▸ Material for the task
---
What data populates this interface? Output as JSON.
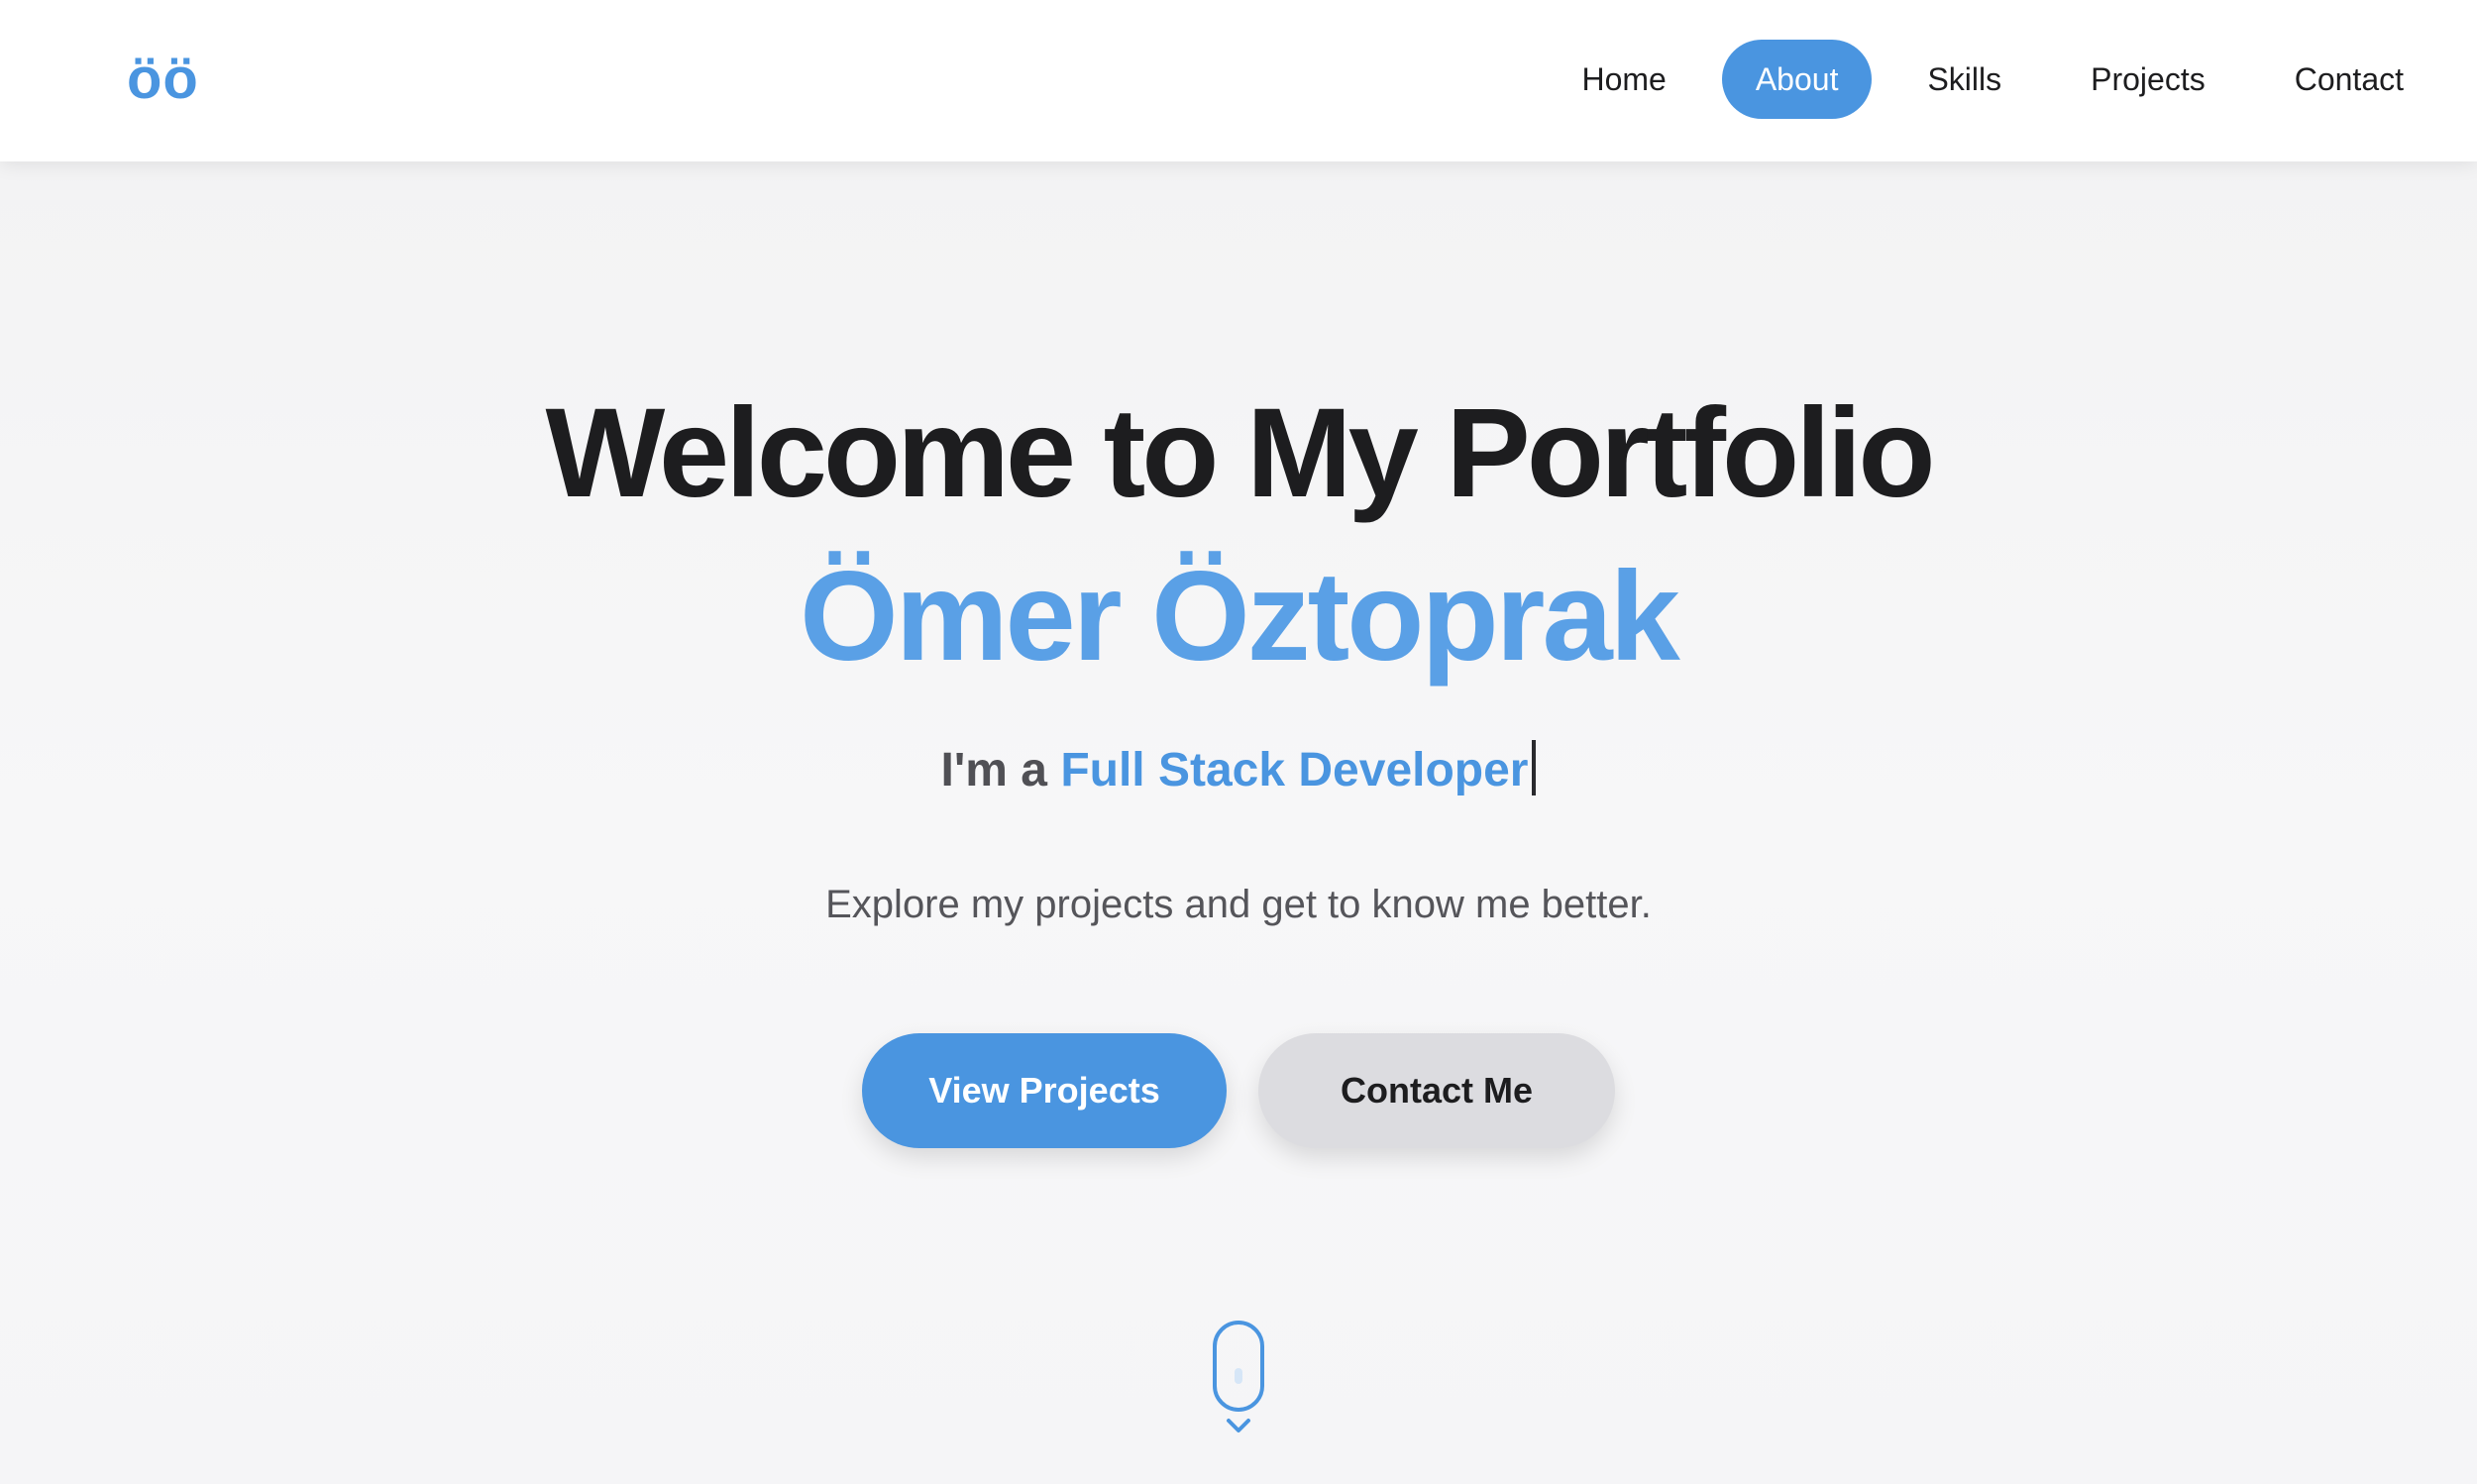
{
  "nav": {
    "logo": "öö",
    "links": [
      {
        "label": "Home",
        "active": false
      },
      {
        "label": "About",
        "active": true
      },
      {
        "label": "Skills",
        "active": false
      },
      {
        "label": "Projects",
        "active": false
      },
      {
        "label": "Contact",
        "active": false
      }
    ]
  },
  "hero": {
    "title": "Welcome to My Portfolio",
    "name": "Ömer Öztoprak",
    "role_prefix": "I'm a ",
    "role": "Full Stack Developer",
    "subtitle": "Explore my projects and get to know me better.",
    "primary_button": "View Projects",
    "secondary_button": "Contact Me"
  },
  "icons": {
    "scroll_mouse": "mouse-scroll-icon",
    "scroll_arrow": "chevron-down-icon"
  },
  "colors": {
    "accent": "#4a95e0",
    "name_color": "#5aa0e6",
    "text_dark": "#1d1d1f",
    "secondary_button_bg": "#dcdce0"
  }
}
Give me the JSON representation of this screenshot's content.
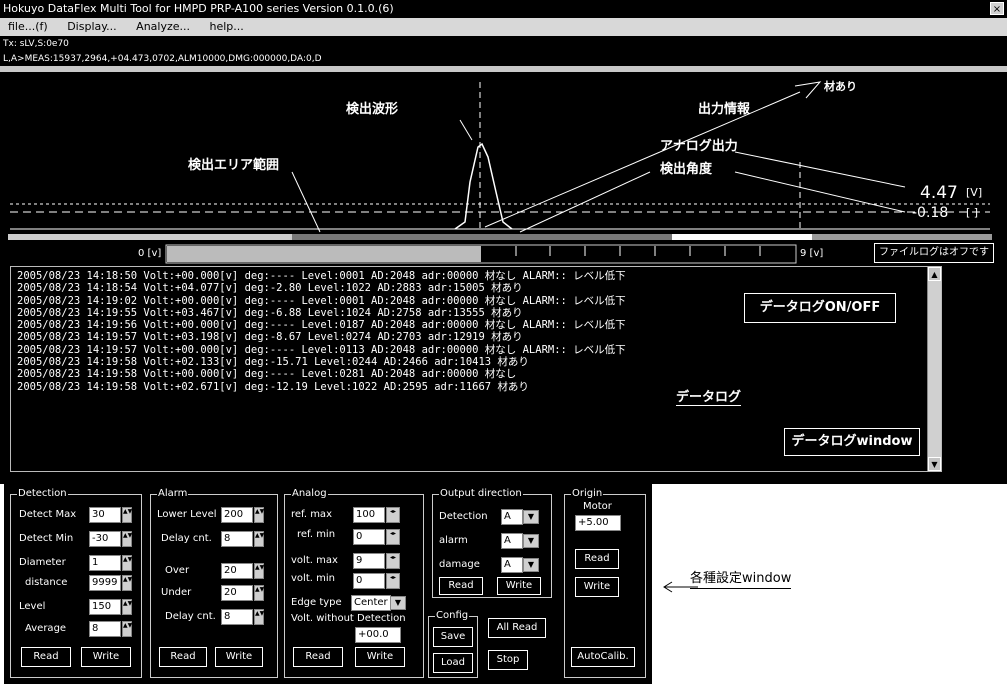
{
  "window": {
    "title": "Hokuyo DataFlex Multi Tool for HMPD PRP-A100 series  Version 0.1.0.(6)",
    "close": "×"
  },
  "menu": [
    "file...(f)",
    "Display...",
    "Analyze...",
    "help..."
  ],
  "status": {
    "line1": "Tx: sLV,S:0e70",
    "line2": "L,A>MEAS:15937,2964,+04.473,0702,ALM10000,DMG:000000,DA:0,D"
  },
  "annotations": {
    "waveform": "検出波形",
    "output_info": "出力情報",
    "area": "検出エリア範囲",
    "analog": "アナログ出力",
    "angle": "検出角度",
    "material": "材あり",
    "datalog_onoff": "データログON/OFF",
    "datalog": "データログ",
    "datalog_window": "データログwindow",
    "settings_window": "各種設定window"
  },
  "readout": {
    "volt": "4.47",
    "volt_unit": "[V]",
    "deg": "-0.18",
    "deg_unit": "[ ]"
  },
  "scale": {
    "min": "0 [v]",
    "max": "9 [v]"
  },
  "log_toggle": "ファイルログはオフです",
  "log": [
    "2005/08/23 14:18:50 Volt:+00.000[v] deg:---- Level:0001 AD:2048 adr:00000 材なし ALARM:: レベル低下",
    "2005/08/23 14:18:54 Volt:+04.077[v] deg:-2.80 Level:1022 AD:2883 adr:15005 材あり",
    "2005/08/23 14:19:02 Volt:+00.000[v] deg:---- Level:0001 AD:2048 adr:00000 材なし ALARM:: レベル低下",
    "2005/08/23 14:19:55 Volt:+03.467[v] deg:-6.88 Level:1024 AD:2758 adr:13555 材あり",
    "2005/08/23 14:19:56 Volt:+00.000[v] deg:---- Level:0187 AD:2048 adr:00000 材なし ALARM:: レベル低下",
    "2005/08/23 14:19:57 Volt:+03.198[v] deg:-8.67 Level:0274 AD:2703 adr:12919 材あり",
    "2005/08/23 14:19:57 Volt:+00.000[v] deg:---- Level:0113 AD:2048 adr:00000 材なし ALARM:: レベル低下",
    "2005/08/23 14:19:58 Volt:+02.133[v] deg:-15.71 Level:0244 AD:2466 adr:10413 材あり",
    "2005/08/23 14:19:58 Volt:+00.000[v] deg:---- Level:0281 AD:2048 adr:00000 材なし",
    "2005/08/23 14:19:58 Volt:+02.671[v] deg:-12.19 Level:1022 AD:2595 adr:11667 材あり"
  ],
  "detection": {
    "title": "Detection",
    "detect_max_label": "Detect Max",
    "detect_max": "30",
    "detect_min_label": "Detect Min",
    "detect_min": "-30",
    "diameter_label": "Diameter",
    "diameter": "1",
    "distance_label": "distance",
    "distance": "9999",
    "level_label": "Level",
    "level": "150",
    "average_label": "Average",
    "average": "8"
  },
  "alarm": {
    "title": "Alarm",
    "lower_label": "Lower Level",
    "lower": "200",
    "delay1_label": "Delay cnt.",
    "delay1": "8",
    "over_label": "Over",
    "over": "20",
    "under_label": "Under",
    "under": "20",
    "delay2_label": "Delay cnt.",
    "delay2": "8"
  },
  "analog": {
    "title": "Analog",
    "refmax_label": "ref. max",
    "refmax": "100",
    "refmin_label": "ref. min",
    "refmin": "0",
    "voltmax_label": "volt. max",
    "voltmax": "9",
    "voltmin_label": "volt. min",
    "voltmin": "0",
    "edge_label": "Edge type",
    "edge": "Center",
    "without_label": "Volt. without Detection",
    "without": "+00.0"
  },
  "output": {
    "title": "Output direction",
    "detection_label": "Detection",
    "detection": "A",
    "alarm_label": "alarm",
    "alarm": "A",
    "damage_label": "damage",
    "damage": "A"
  },
  "config": {
    "title": "Config",
    "save": "Save",
    "load": "Load"
  },
  "origin": {
    "title": "Origin",
    "motor_label": "Motor",
    "motor": "+5.00",
    "read": "Read",
    "write": "Write",
    "autocalib": "AutoCalib."
  },
  "buttons": {
    "read": "Read",
    "write": "Write",
    "allread": "All Read",
    "stop": "Stop"
  }
}
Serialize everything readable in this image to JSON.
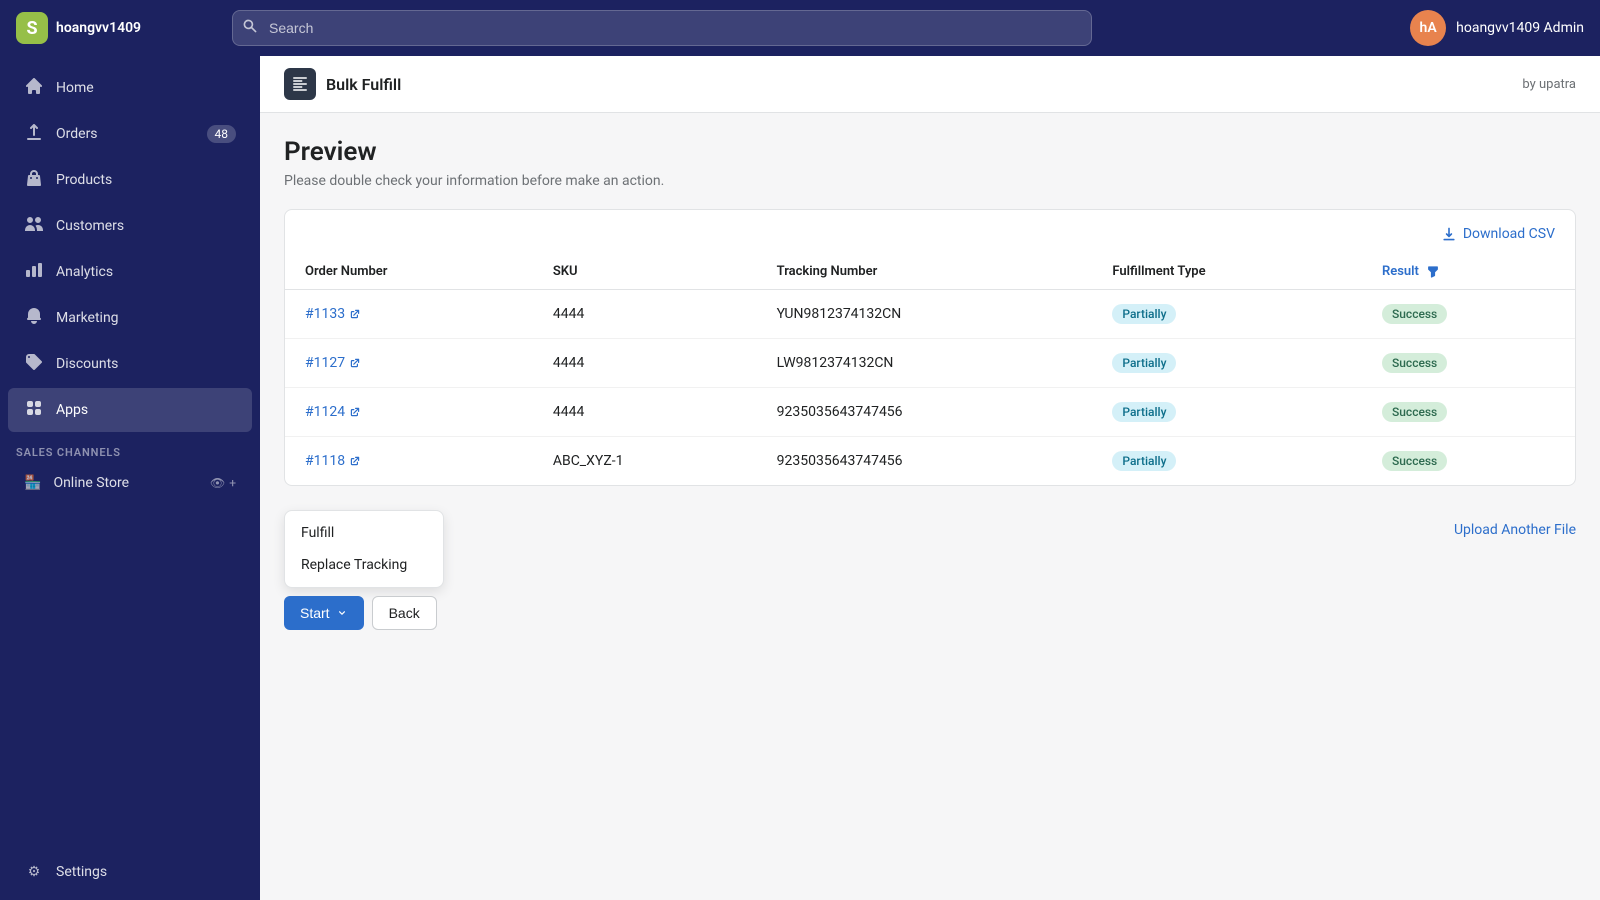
---
▸ Prompt
Exclude the pictures and repeat every other part of the records word for word.

▸ Completed task
What data populates this interface? Output as JSON.
{
  "nav": {
    "logo": "öö",
    "links": [
      {
        "label": "Home",
        "active": false
      },
      {
        "label": "About",
        "active": true
      },
      {
        "label": "Skills",
        "active": false
      },
      {
        "label": "Projects",
        "active": false
      },
      {
        "label": "Contact",
        "active": false
      }
    ]
  },
  "hero": {
    "title": "Welcome to My Portfolio",
    "name": "Ömer Öztoprak",
    "role_prefix": "I'm a ",
    "role": "Full Stack Developer",
    "subtitle": "Explore my projects and get to know me better.",
    "primary_button": "View Projects",
    "secondary_button": "Contact Me"
  },
  "icons": {
    "scroll_mouse": "mouse-scroll-icon",
    "scroll_arrow": "chevron-down-icon"
  },
  "colors": {
    "accent": "#4a95e0",
    "name_color": "#5aa0e6",
    "text_dark": "#1d1d1f",
    "secondary_button_bg": "#dcdce0"
  }
}
Give me the JSON representation of this screenshot's content.
{
  "window": {
    "title": "Hokuyo DataFlex Multi Tool for HMPD PRP-A100 series  Version 0.1.0.(6)",
    "close": "×"
  },
  "menu": [
    "file...(f)",
    "Display...",
    "Analyze...",
    "help..."
  ],
  "status": {
    "line1": "Tx: sLV,S:0e70",
    "line2": "L,A>MEAS:15937,2964,+04.473,0702,ALM10000,DMG:000000,DA:0,D"
  },
  "annotations": {
    "waveform": "検出波形",
    "output_info": "出力情報",
    "area": "検出エリア範囲",
    "analog": "アナログ出力",
    "angle": "検出角度",
    "material": "材あり",
    "datalog_onoff": "データログON/OFF",
    "datalog": "データログ",
    "datalog_window": "データログwindow",
    "settings_window": "各種設定window"
  },
  "readout": {
    "volt": "4.47",
    "volt_unit": "[V]",
    "deg": "-0.18",
    "deg_unit": "[ ]"
  },
  "scale": {
    "min": "0 [v]",
    "max": "9 [v]"
  },
  "log_toggle": "ファイルログはオフです",
  "log": [
    "2005/08/23 14:18:50 Volt:+00.000[v] deg:---- Level:0001 AD:2048 adr:00000 材なし ALARM:: レベル低下",
    "2005/08/23 14:18:54 Volt:+04.077[v] deg:-2.80 Level:1022 AD:2883 adr:15005 材あり",
    "2005/08/23 14:19:02 Volt:+00.000[v] deg:---- Level:0001 AD:2048 adr:00000 材なし ALARM:: レベル低下",
    "2005/08/23 14:19:55 Volt:+03.467[v] deg:-6.88 Level:1024 AD:2758 adr:13555 材あり",
    "2005/08/23 14:19:56 Volt:+00.000[v] deg:---- Level:0187 AD:2048 adr:00000 材なし ALARM:: レベル低下",
    "2005/08/23 14:19:57 Volt:+03.198[v] deg:-8.67 Level:0274 AD:2703 adr:12919 材あり",
    "2005/08/23 14:19:57 Volt:+00.000[v] deg:---- Level:0113 AD:2048 adr:00000 材なし ALARM:: レベル低下",
    "2005/08/23 14:19:58 Volt:+02.133[v] deg:-15.71 Level:0244 AD:2466 adr:10413 材あり",
    "2005/08/23 14:19:58 Volt:+00.000[v] deg:---- Level:0281 AD:2048 adr:00000 材なし",
    "2005/08/23 14:19:58 Volt:+02.671[v] deg:-12.19 Level:1022 AD:2595 adr:11667 材あり"
  ],
  "detection": {
    "title": "Detection",
    "detect_max_label": "Detect Max",
    "detect_max": "30",
    "detect_min_label": "Detect Min",
    "detect_min": "-30",
    "diameter_label": "Diameter",
    "diameter": "1",
    "distance_label": "distance",
    "distance": "9999",
    "level_label": "Level",
    "level": "150",
    "average_label": "Average",
    "average": "8"
  },
  "alarm": {
    "title": "Alarm",
    "lower_label": "Lower Level",
    "lower": "200",
    "delay1_label": "Delay cnt.",
    "delay1": "8",
    "over_label": "Over",
    "over": "20",
    "under_label": "Under",
    "under": "20",
    "delay2_label": "Delay cnt.",
    "delay2": "8"
  },
  "analog": {
    "title": "Analog",
    "refmax_label": "ref. max",
    "refmax": "100",
    "refmin_label": "ref. min",
    "refmin": "0",
    "voltmax_label": "volt. max",
    "voltmax": "9",
    "voltmin_label": "volt. min",
    "voltmin": "0",
    "edge_label": "Edge type",
    "edge": "Center",
    "without_label": "Volt. without Detection",
    "without": "+00.0"
  },
  "output": {
    "title": "Output direction",
    "detection_label": "Detection",
    "detection": "A",
    "alarm_label": "alarm",
    "alarm": "A",
    "damage_label": "damage",
    "damage": "A"
  },
  "config": {
    "title": "Config",
    "save": "Save",
    "load": "Load"
  },
  "origin": {
    "title": "Origin",
    "motor_label": "Motor",
    "motor": "+5.00",
    "read": "Read",
    "write": "Write",
    "autocalib": "AutoCalib."
  },
  "buttons": {
    "read": "Read",
    "write": "Write",
    "allread": "All Read",
    "stop": "Stop"
  }
}
Serialize everything readable in this image to JSON.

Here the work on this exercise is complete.